» JOB: Wherever the string "city" appears in a line, extract that line.

» PROVIDED MATERIAL:
---+---
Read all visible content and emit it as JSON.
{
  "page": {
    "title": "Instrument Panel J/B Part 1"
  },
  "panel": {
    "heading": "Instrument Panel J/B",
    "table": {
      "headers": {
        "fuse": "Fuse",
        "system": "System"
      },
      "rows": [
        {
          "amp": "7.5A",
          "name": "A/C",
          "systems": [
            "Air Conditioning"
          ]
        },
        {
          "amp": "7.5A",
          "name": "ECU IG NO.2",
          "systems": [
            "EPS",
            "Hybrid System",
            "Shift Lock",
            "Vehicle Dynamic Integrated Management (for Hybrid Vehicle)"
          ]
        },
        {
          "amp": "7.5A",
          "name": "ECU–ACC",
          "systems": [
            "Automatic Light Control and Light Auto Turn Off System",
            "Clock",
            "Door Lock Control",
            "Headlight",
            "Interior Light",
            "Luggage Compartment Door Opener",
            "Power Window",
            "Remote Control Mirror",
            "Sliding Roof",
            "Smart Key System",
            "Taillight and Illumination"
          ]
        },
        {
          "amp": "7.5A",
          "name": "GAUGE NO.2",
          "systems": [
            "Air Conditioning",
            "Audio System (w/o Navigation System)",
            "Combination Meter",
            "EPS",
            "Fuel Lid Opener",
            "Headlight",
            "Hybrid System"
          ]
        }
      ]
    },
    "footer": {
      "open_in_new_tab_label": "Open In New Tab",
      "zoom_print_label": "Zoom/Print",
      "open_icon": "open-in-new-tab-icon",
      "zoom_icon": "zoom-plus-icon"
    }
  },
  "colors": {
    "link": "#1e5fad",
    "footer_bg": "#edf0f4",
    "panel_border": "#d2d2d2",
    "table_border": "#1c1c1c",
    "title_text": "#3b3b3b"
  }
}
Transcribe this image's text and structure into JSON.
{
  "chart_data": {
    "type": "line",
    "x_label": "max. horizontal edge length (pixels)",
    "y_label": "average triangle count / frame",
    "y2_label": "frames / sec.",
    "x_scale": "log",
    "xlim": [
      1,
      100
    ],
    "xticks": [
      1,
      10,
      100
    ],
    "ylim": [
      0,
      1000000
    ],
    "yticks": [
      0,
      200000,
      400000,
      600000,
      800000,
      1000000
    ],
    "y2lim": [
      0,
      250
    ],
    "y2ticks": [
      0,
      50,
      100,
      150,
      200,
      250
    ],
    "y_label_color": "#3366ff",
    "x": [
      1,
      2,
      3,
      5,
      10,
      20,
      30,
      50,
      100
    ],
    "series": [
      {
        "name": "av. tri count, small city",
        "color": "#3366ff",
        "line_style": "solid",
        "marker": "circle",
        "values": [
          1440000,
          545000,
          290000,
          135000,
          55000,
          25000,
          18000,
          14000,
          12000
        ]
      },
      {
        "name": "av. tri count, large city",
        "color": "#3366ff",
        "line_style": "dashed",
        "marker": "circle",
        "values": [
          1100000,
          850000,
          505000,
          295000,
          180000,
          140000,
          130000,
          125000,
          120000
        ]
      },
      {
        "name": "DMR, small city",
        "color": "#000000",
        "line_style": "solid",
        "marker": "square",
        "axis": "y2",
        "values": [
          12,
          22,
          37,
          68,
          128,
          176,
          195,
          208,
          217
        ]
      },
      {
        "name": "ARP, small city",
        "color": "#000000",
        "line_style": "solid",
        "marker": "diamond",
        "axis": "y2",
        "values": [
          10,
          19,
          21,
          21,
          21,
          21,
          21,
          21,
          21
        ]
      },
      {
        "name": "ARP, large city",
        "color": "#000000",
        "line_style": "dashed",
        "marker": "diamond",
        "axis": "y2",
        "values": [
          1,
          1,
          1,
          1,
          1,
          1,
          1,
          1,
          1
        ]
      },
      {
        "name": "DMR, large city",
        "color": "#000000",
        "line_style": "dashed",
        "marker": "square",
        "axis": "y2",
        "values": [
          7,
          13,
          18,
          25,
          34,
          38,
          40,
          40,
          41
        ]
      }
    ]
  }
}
---+---
» FULL RESPONSE:
        "name": "av. tri count, small city",
        "name": "av. tri count, large city",
        "name": "DMR, small city",
        "name": "ARP, small city",
        "name": "ARP, large city",
        "name": "DMR, large city",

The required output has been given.